▸ **Text block**:
I did not stop whining at my classmates that day. Whilst I was there Nahida's sister called me telling me that she's at the airport and that they're telling her that there's no flight to Beirut tomorrow as had thought my dad, but that there was one today. I explained to her that I wasn't home and that she should call Nahida to get through to my dad. Nahida and my dad were supposed to call me earlier that day to go visit the bank with them. That was another thing that was pissing me off that day.

I was pissed off and hungry. I went over to the nearest decent restaurant that also happens to be quite expensive at $20 a meal. The turkish-coffee guy at the door greeted me very warmly. I hadn't been there since the summer started. He assumed that I had a summer vacation abroad, I wish it were true. I wondered if I had ever tipped him, and if he was being extra nice to me for another tip.

It's always a bit weird going to that restaurant because I'm always the only one that's eating alone and leave as soon as I've finished eating. I've even got a little routine. They bring a bunch of mezzas to my table and I always the little plates that I finish. Whilst I was eating my dad called to tell me that he's leaving to the airport. Which of course sucked because I did want to greet him off, get him to write that e-mail with me so that he could stop badgering me about that girl in Canada and to listen and ask him more stuff about the farm.

When I got home tired and disappointed, I called up Miz and Mos told them to come over and sleep over.

Monday, October 22, 2007

Silences In Between

Riding in a taxi on my way back from college today, I passed the one street where booze is sold abundantly regretting that I hadn't made any provisions for booze today. Today's my birthday and I'm spending it sober (Yes Tomas, I screwed big time). I'm handling it well, despite feeling a silent resentment for all the twists and turns that have led me up to this point and ending up the way I am. I'm not feeling as hungry as usual, haven't eaten much today.

Shady was the first to wish me happy birthday. It was four in the morning, and so she was the first. She surprised me because I had refused to tell her when my birthday was previously but she dug it out on a social networking site. At college, only four guys from my class showed up including me. Two of them bought me lunch as a birthday gift which was very nice of them. Whilst i was at college Zaif called me to wish me happy birthday as well as my mum. My dad's wife called too, but I had my phone on silent.

Dad just called me now, told me to save some of my birthday cake. Didn't make one yet. Told him that we're waiting for him to arrive. Which he is tomorrow. Despite my better judgment, I'm still not quite sure if it's worth asking for a new laptop. With my taking over the farm, I could just buy one and charge it as a farm expense. A new car perhaps? I'd rather wait till I graduate, but I'll throw the idea at him anyway.

Something odd has been happening recently. Men, grown up men, have been coming up to me to beg. Usually, it's just kids, old women, or the two combined. Yesterday morning, Miz dropped Mos and me off near the Sinak bridge on his way to college. After getting off the car, some really scruffy guy came up to me with his hand out to shake mine. And as it is a habit, I began to reach out but then realised that I don't know this guy and he's just going to waste my time to beg for some money, so I just ignored the guy and walked past him. The same thing happened with a much less scruffier guy the last time I was there a week ago.

▸ **Records supplied**:
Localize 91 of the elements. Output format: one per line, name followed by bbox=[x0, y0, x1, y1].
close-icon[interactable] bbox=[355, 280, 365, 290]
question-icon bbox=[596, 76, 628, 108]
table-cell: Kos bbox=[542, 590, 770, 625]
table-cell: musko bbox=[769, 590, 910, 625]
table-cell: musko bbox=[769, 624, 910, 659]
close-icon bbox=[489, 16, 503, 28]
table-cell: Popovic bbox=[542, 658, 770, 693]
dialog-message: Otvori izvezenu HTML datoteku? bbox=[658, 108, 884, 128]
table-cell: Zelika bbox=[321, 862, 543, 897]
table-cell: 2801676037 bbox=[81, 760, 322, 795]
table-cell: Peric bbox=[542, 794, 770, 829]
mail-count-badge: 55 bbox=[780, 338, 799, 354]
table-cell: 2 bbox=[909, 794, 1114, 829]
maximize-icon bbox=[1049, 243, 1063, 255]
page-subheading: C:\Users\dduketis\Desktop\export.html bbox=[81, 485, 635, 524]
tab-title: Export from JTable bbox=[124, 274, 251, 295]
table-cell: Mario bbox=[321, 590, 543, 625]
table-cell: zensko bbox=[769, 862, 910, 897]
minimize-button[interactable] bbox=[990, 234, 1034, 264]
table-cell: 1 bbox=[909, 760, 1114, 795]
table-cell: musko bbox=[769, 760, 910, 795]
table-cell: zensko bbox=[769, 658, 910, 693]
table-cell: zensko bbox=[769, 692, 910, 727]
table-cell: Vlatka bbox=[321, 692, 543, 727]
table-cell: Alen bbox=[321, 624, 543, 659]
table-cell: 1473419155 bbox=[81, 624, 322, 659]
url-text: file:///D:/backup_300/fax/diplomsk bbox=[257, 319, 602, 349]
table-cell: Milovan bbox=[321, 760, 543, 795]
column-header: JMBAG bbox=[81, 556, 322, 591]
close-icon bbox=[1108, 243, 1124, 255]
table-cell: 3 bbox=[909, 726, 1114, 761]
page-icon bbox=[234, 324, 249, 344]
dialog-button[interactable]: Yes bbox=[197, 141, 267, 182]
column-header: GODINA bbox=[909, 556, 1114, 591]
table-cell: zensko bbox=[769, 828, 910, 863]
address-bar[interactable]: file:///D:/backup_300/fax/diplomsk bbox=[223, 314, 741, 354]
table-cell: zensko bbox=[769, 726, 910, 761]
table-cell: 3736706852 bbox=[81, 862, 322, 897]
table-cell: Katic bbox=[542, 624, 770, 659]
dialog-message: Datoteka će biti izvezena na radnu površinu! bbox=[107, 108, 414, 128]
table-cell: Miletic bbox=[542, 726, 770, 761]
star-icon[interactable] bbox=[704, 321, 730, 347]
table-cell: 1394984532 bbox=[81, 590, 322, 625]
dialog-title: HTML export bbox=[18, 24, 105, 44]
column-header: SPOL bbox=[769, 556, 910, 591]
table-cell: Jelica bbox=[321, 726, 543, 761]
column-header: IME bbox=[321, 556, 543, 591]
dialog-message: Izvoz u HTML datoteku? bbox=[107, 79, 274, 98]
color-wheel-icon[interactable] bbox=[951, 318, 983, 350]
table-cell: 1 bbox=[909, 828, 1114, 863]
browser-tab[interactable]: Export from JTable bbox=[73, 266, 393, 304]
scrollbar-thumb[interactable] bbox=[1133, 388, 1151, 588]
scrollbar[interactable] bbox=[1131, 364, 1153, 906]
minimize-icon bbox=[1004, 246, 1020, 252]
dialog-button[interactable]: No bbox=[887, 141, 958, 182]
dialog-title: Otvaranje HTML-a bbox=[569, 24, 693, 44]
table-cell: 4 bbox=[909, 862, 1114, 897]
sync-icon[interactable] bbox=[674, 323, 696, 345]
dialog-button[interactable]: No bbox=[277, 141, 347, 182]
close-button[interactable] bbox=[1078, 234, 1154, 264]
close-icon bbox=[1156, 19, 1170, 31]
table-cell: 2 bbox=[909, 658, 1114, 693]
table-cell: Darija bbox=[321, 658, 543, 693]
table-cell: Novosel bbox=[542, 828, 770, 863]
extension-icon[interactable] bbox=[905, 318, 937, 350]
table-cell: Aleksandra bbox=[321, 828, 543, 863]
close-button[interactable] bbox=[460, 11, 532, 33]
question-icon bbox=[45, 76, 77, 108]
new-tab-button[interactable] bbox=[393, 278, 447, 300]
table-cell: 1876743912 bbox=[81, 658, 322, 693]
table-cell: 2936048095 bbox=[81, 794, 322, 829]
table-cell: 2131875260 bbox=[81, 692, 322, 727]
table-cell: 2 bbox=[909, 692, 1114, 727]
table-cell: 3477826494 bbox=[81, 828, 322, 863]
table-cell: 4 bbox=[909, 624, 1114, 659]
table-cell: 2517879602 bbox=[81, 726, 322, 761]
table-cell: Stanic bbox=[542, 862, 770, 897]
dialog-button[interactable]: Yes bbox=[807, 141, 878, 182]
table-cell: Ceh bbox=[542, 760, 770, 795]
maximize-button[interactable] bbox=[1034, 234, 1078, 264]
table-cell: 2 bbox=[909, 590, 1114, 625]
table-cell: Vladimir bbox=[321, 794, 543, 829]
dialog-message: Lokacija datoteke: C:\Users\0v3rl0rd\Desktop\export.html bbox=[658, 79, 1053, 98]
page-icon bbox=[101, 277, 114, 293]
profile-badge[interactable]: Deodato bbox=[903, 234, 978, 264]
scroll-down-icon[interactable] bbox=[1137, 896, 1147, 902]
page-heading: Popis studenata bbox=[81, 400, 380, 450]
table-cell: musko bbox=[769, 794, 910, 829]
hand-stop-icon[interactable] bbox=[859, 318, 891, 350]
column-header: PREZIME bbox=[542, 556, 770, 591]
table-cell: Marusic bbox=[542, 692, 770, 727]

▸ **The problem**:
Please translate this sentence from the diary entry into Spanish: "Shady was the first to wish me happy birthday."

▸ **Exercise output**:
Shady fue la primera en desearme feliz cumpleaños.